Collection entries
· · · ·

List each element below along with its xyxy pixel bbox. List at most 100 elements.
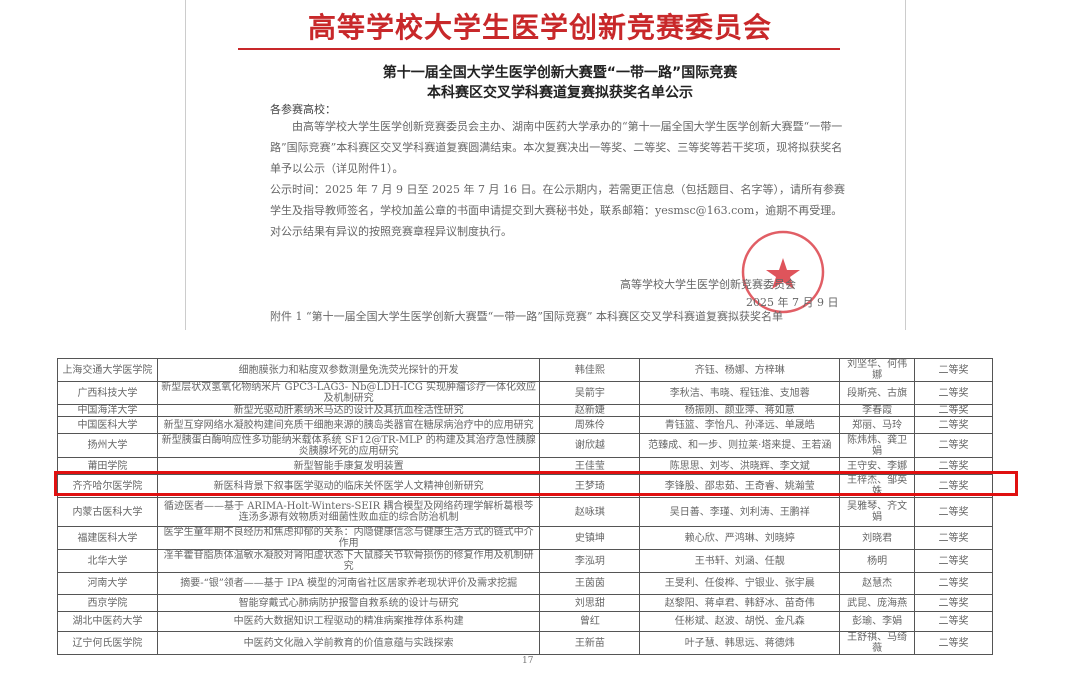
cell-project-title: 智能穿戴式心肺病防护报警自救系统的设计与研究 bbox=[156, 594, 541, 612]
cell-project-title: 摘要-“银”领者——基于 IPA 模型的河南省社区居家养老现状评价及需求挖掘 bbox=[156, 572, 541, 595]
cell-project-title: 细胞膜张力和粘度双参数测量免洗荧光探针的开发 bbox=[156, 358, 541, 382]
cell-leader: 曾红 bbox=[539, 611, 641, 632]
signature-date: 2025 年 7 月 9 日 bbox=[746, 296, 839, 309]
cell-advisors: 李春霞 bbox=[839, 404, 916, 417]
page-edge bbox=[905, 0, 906, 330]
table-row: 广西科技大学 新型层状双氢氧化物纳米片 GPC3-LAG3- Nb@LDH-ICG… bbox=[57, 381, 993, 405]
cell-school: 北华大学 bbox=[57, 549, 158, 573]
cell-members: 吴日善、李瑾、刘利涛、王鹏祥 bbox=[639, 497, 841, 527]
cell-advisors: 吴雅琴、齐文娟 bbox=[839, 497, 916, 527]
signature-org: 高等学校大学生医学创新竞赛委员会 bbox=[620, 278, 796, 291]
table-row: 中国海洋大学 新型光驱动肝素纳米马达的设计及其抗血栓活性研究 赵新婕 杨振刚、颜亚萍、… bbox=[57, 404, 993, 417]
cell-school: 西京学院 bbox=[57, 594, 158, 612]
cell-members: 赵黎阳、蒋卓君、韩舒冰、苗奇伟 bbox=[639, 594, 841, 612]
cell-leader: 谢欣越 bbox=[539, 433, 641, 458]
cell-project-title: 中医药大数据知识工程驱动的精准病案推荐体系构建 bbox=[156, 611, 541, 632]
cell-leader: 韩佳熙 bbox=[539, 358, 641, 382]
cell-members: 范臻成、和一步、则拉莱·塔来提、王若涵 bbox=[639, 433, 841, 458]
notice-title: 第十一届全国大学生医学创新大赛暨“一带一路”国际竞赛 bbox=[382, 65, 738, 81]
cell-leader: 吴箭宇 bbox=[539, 381, 641, 405]
cell-project-title: 新型层状双氢氧化物纳米片 GPC3-LAG3- Nb@LDH-ICG 实现肿瘤诊… bbox=[156, 381, 541, 405]
official-seal-icon bbox=[741, 230, 825, 314]
cell-members: 李秋洁、韦晓、程钰淮、支旭蓉 bbox=[639, 381, 841, 405]
cell-advisors: 彭瑜、李娟 bbox=[839, 611, 916, 632]
cell-advisors: 王舒祺、马绮薇 bbox=[839, 631, 916, 655]
cell-school: 上海交通大学医学院 bbox=[57, 358, 158, 382]
cell-leader: 赵咏琪 bbox=[539, 497, 641, 527]
table-row: 上海交通大学医学院 细胞膜张力和粘度双参数测量免洗荧光探针的开发 韩佳熙 齐钰、杨娜、… bbox=[57, 358, 993, 382]
table-row: 福建医科大学 医学生童年期不良经历和焦虑抑郁的关系：内隐健康信念与健康生活方式的链… bbox=[57, 526, 993, 550]
cell-members: 叶子慧、韩思远、蒋德炜 bbox=[639, 631, 841, 655]
cell-leader: 李泓玥 bbox=[539, 549, 641, 573]
cell-advisors: 段斯亮、古旗 bbox=[839, 381, 916, 405]
cell-leader: 王新苗 bbox=[539, 631, 641, 655]
cell-members: 王旻利、任俊桦、宁银业、张宇晨 bbox=[639, 572, 841, 595]
cell-school: 河南大学 bbox=[57, 572, 158, 595]
cell-advisors: 赵慧杰 bbox=[839, 572, 916, 595]
cell-leader: 周殊伶 bbox=[539, 416, 641, 434]
table-row: 湖北中医药大学 中医药大数据知识工程驱动的精准病案推荐体系构建 曾红 任彬斌、赵波、胡… bbox=[57, 611, 993, 632]
cell-advisors: 刘晓君 bbox=[839, 526, 916, 550]
cell-award: 二等奖 bbox=[914, 594, 993, 612]
table-row: 河南大学 摘要-“银”领者——基于 IPA 模型的河南省社区居家养老现状评价及需求… bbox=[57, 572, 993, 595]
cell-advisors: 郑丽、马玲 bbox=[839, 416, 916, 434]
cell-advisors: 杨明 bbox=[839, 549, 916, 573]
cell-award: 二等奖 bbox=[914, 526, 993, 550]
page-edge bbox=[185, 0, 186, 330]
cell-award: 二等奖 bbox=[914, 433, 993, 458]
highlight-box bbox=[54, 471, 1018, 496]
table-row: 内蒙古医科大学 循迹医者——基于 ARIMA-Holt-Winters-SEIR … bbox=[57, 497, 993, 527]
cell-award: 二等奖 bbox=[914, 631, 993, 655]
page-number: 17 bbox=[522, 656, 534, 666]
award-table: 上海交通大学医学院 细胞膜张力和粘度双参数测量免洗荧光探针的开发 韩佳熙 齐钰、杨娜、… bbox=[57, 358, 993, 655]
cell-school: 辽宁何氏医学院 bbox=[57, 631, 158, 655]
cell-school: 湖北中医药大学 bbox=[57, 611, 158, 632]
cell-advisors: 武昆、庞海燕 bbox=[839, 594, 916, 612]
cell-project-title: 中医药文化融入学前教育的价值意蕴与实践探索 bbox=[156, 631, 541, 655]
cell-advisors: 刘坚华、何伟娜 bbox=[839, 358, 916, 382]
cell-school: 扬州大学 bbox=[57, 433, 158, 458]
cell-award: 二等奖 bbox=[914, 611, 993, 632]
cell-members: 青钰篮、李怡凡、孙泽远、单晟皓 bbox=[639, 416, 841, 434]
letterhead-title: 高等学校大学生医学创新竞赛委员会 bbox=[307, 11, 772, 44]
cell-school: 中国海洋大学 bbox=[57, 404, 158, 417]
cell-members: 王书轩、刘涵、任靓 bbox=[639, 549, 841, 573]
cell-school: 内蒙古医科大学 bbox=[57, 497, 158, 527]
cell-award: 二等奖 bbox=[914, 381, 993, 405]
cell-award: 二等奖 bbox=[914, 549, 993, 573]
table-row: 辽宁何氏医学院 中医药文化融入学前教育的价值意蕴与实践探索 王新苗 叶子慧、韩思远、蒋… bbox=[57, 631, 993, 655]
cell-award: 二等奖 bbox=[914, 497, 993, 527]
table-row: 扬州大学 新型胰蛋白酶响应性多功能纳米载体系统 SF12@TR-MLP 的构建及其… bbox=[57, 433, 993, 458]
table-row: 北华大学 淫羊藿苷脂质体温敏水凝胶对肾阳虚状态下大鼠膝关节软骨损伤的修复作用及机制… bbox=[57, 549, 993, 573]
cell-school: 中国医科大学 bbox=[57, 416, 158, 434]
letterhead-divider bbox=[238, 48, 840, 50]
cell-members: 任彬斌、赵波、胡悦、金凡森 bbox=[639, 611, 841, 632]
cell-members: 赖心欣、严鸿琳、刘晓婷 bbox=[639, 526, 841, 550]
cell-award: 二等奖 bbox=[914, 358, 993, 382]
cell-leader: 赵新婕 bbox=[539, 404, 641, 417]
cell-award: 二等奖 bbox=[914, 404, 993, 417]
cell-leader: 刘思甜 bbox=[539, 594, 641, 612]
table-row: 中国医科大学 新型互穿网络水凝胶构建间充质干细胞来源的胰岛类器官在糖尿病治疗中的应… bbox=[57, 416, 993, 434]
attachment-caption: 附件 1 “第十一届全国大学生医学创新大赛暨“一带一路”国际竞赛” 本科赛区交叉… bbox=[270, 310, 783, 323]
cell-project-title: 医学生童年期不良经历和焦虑抑郁的关系：内隐健康信念与健康生活方式的链式中介作用 bbox=[156, 526, 541, 550]
cell-project-title: 循迹医者——基于 ARIMA-Holt-Winters-SEIR 耦合模型及网络… bbox=[156, 497, 541, 527]
cell-project-title: 新型胰蛋白酶响应性多功能纳米载体系统 SF12@TR-MLP 的构建及其治疗急性… bbox=[156, 433, 541, 458]
cell-members: 杨振刚、颜亚萍、蒋如意 bbox=[639, 404, 841, 417]
cell-school: 福建医科大学 bbox=[57, 526, 158, 550]
cell-advisors: 陈炜炜、龚卫娟 bbox=[839, 433, 916, 458]
cell-leader: 史镇坤 bbox=[539, 526, 641, 550]
salutation: 各参赛高校： bbox=[270, 103, 336, 116]
cell-school: 广西科技大学 bbox=[57, 381, 158, 405]
table-row: 西京学院 智能穿戴式心肺病防护报警自救系统的设计与研究 刘思甜 赵黎阳、蒋卓君、韩舒冰… bbox=[57, 594, 993, 612]
notice-subtitle: 本科赛区交叉学科赛道复赛拟获奖名单公示 bbox=[427, 85, 693, 101]
cell-award: 二等奖 bbox=[914, 416, 993, 434]
cell-project-title: 新型互穿网络水凝胶构建间充质干细胞来源的胰岛类器官在糖尿病治疗中的应用研究 bbox=[156, 416, 541, 434]
cell-leader: 王茵茵 bbox=[539, 572, 641, 595]
cell-award: 二等奖 bbox=[914, 572, 993, 595]
notice-paragraph: 公示时间：2025 年 7 月 9 日至 2025 年 7 月 16 日。在公示… bbox=[270, 183, 845, 238]
cell-members: 齐钰、杨娜、方梓琳 bbox=[639, 358, 841, 382]
cell-project-title: 淫羊藿苷脂质体温敏水凝胶对肾阳虚状态下大鼠膝关节软骨损伤的修复作用及机制研究 bbox=[156, 549, 541, 573]
notice-paragraph: 由高等学校大学生医学创新竞赛委员会主办、湖南中医药大学承办的“第十一届全国大学生… bbox=[270, 120, 843, 175]
cell-project-title: 新型光驱动肝素纳米马达的设计及其抗血栓活性研究 bbox=[156, 404, 541, 417]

· · · ·

# Exercise description:
Reproduce the entries from the line with "594, 541, 612]" up to and including the line with "358, 541, 382]", keeping every character unchanged.

# The result:
cell-project-title: 智能穿戴式心肺病防护报警自救系统的设计与研究 bbox=[156, 594, 541, 612]
cell-project-title: 摘要-“银”领者——基于 IPA 模型的河南省社区居家养老现状评价及需求挖掘 bbox=[156, 572, 541, 595]
cell-project-title: 细胞膜张力和粘度双参数测量免洗荧光探针的开发 bbox=[156, 358, 541, 382]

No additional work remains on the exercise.